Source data
□ □ □

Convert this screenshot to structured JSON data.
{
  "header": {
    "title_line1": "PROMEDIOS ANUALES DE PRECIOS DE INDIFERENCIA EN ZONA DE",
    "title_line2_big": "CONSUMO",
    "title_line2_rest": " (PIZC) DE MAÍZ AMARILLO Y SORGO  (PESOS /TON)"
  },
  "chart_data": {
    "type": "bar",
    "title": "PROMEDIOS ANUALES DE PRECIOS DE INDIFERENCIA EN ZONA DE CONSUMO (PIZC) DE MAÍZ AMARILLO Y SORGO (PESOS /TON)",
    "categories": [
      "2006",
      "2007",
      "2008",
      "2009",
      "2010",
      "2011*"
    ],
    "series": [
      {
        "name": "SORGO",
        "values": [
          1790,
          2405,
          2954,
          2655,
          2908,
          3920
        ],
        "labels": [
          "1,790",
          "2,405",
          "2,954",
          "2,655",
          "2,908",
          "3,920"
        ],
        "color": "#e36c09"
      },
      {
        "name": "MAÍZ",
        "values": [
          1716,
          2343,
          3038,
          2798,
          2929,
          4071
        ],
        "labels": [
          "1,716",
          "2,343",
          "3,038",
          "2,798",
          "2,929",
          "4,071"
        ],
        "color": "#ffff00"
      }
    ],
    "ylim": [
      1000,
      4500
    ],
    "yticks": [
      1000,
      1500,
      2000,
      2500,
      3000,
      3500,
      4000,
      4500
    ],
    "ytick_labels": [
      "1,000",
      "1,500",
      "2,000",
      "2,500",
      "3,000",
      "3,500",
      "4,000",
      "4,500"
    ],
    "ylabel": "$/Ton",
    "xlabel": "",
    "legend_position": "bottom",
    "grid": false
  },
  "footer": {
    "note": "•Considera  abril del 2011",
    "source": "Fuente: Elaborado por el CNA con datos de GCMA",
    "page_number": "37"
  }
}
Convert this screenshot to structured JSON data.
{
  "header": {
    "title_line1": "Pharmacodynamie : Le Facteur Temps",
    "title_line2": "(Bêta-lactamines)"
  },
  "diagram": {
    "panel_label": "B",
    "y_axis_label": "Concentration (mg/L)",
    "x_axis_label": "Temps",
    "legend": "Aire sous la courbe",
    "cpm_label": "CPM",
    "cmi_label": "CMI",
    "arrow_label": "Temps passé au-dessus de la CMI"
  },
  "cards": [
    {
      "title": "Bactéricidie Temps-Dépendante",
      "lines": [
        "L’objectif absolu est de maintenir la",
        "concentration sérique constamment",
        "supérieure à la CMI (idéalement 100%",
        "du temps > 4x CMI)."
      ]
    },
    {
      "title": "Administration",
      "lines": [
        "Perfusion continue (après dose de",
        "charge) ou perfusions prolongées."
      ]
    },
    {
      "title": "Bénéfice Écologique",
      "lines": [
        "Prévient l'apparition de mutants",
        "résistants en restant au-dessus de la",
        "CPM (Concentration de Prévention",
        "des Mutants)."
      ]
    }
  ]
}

□ □ □

§ **TASK DESCRIPTION**
Write the data from above out again, exactly.

§ **RESPONSE FOR THIS EXERCISE**
Convert this screenshot to structured JSON data.
{
  "header": {
    "title_line1": "PROMEDIOS ANUALES DE PRECIOS DE INDIFERENCIA EN ZONA DE",
    "title_line2_big": "CONSUMO",
    "title_line2_rest": " (PIZC) DE MAÍZ AMARILLO Y SORGO  (PESOS /TON)"
  },
  "chart_data": {
    "type": "bar",
    "title": "PROMEDIOS ANUALES DE PRECIOS DE INDIFERENCIA EN ZONA DE CONSUMO (PIZC) DE MAÍZ AMARILLO Y SORGO (PESOS /TON)",
    "categories": [
      "2006",
      "2007",
      "2008",
      "2009",
      "2010",
      "2011*"
    ],
    "series": [
      {
        "name": "SORGO",
        "values": [
          1790,
          2405,
          2954,
          2655,
          2908,
          3920
        ],
        "labels": [
          "1,790",
          "2,405",
          "2,954",
          "2,655",
          "2,908",
          "3,920"
        ],
        "color": "#e36c09"
      },
      {
        "name": "MAÍZ",
        "values": [
          1716,
          2343,
          3038,
          2798,
          2929,
          4071
        ],
        "labels": [
          "1,716",
          "2,343",
          "3,038",
          "2,798",
          "2,929",
          "4,071"
        ],
        "color": "#ffff00"
      }
    ],
    "ylim": [
      1000,
      4500
    ],
    "yticks": [
      1000,
      1500,
      2000,
      2500,
      3000,
      3500,
      4000,
      4500
    ],
    "ytick_labels": [
      "1,000",
      "1,500",
      "2,000",
      "2,500",
      "3,000",
      "3,500",
      "4,000",
      "4,500"
    ],
    "ylabel": "$/Ton",
    "xlabel": "",
    "legend_position": "bottom",
    "grid": false
  },
  "footer": {
    "note": "•Considera  abril del 2011",
    "source": "Fuente: Elaborado por el CNA con datos de GCMA",
    "page_number": "37"
  }
}
Convert this screenshot to structured JSON data.
{
  "header": {
    "title_line1": "Pharmacodynamie : Le Facteur Temps",
    "title_line2": "(Bêta-lactamines)"
  },
  "diagram": {
    "panel_label": "B",
    "y_axis_label": "Concentration (mg/L)",
    "x_axis_label": "Temps",
    "legend": "Aire sous la courbe",
    "cpm_label": "CPM",
    "cmi_label": "CMI",
    "arrow_label": "Temps passé au-dessus de la CMI"
  },
  "cards": [
    {
      "title": "Bactéricidie Temps-Dépendante",
      "lines": [
        "L’objectif absolu est de maintenir la",
        "concentration sérique constamment",
        "supérieure à la CMI (idéalement 100%",
        "du temps > 4x CMI)."
      ]
    },
    {
      "title": "Administration",
      "lines": [
        "Perfusion continue (après dose de",
        "charge) ou perfusions prolongées."
      ]
    },
    {
      "title": "Bénéfice Écologique",
      "lines": [
        "Prévient l'apparition de mutants",
        "résistants en restant au-dessus de la",
        "CPM (Concentration de Prévention",
        "des Mutants)."
      ]
    }
  ]
}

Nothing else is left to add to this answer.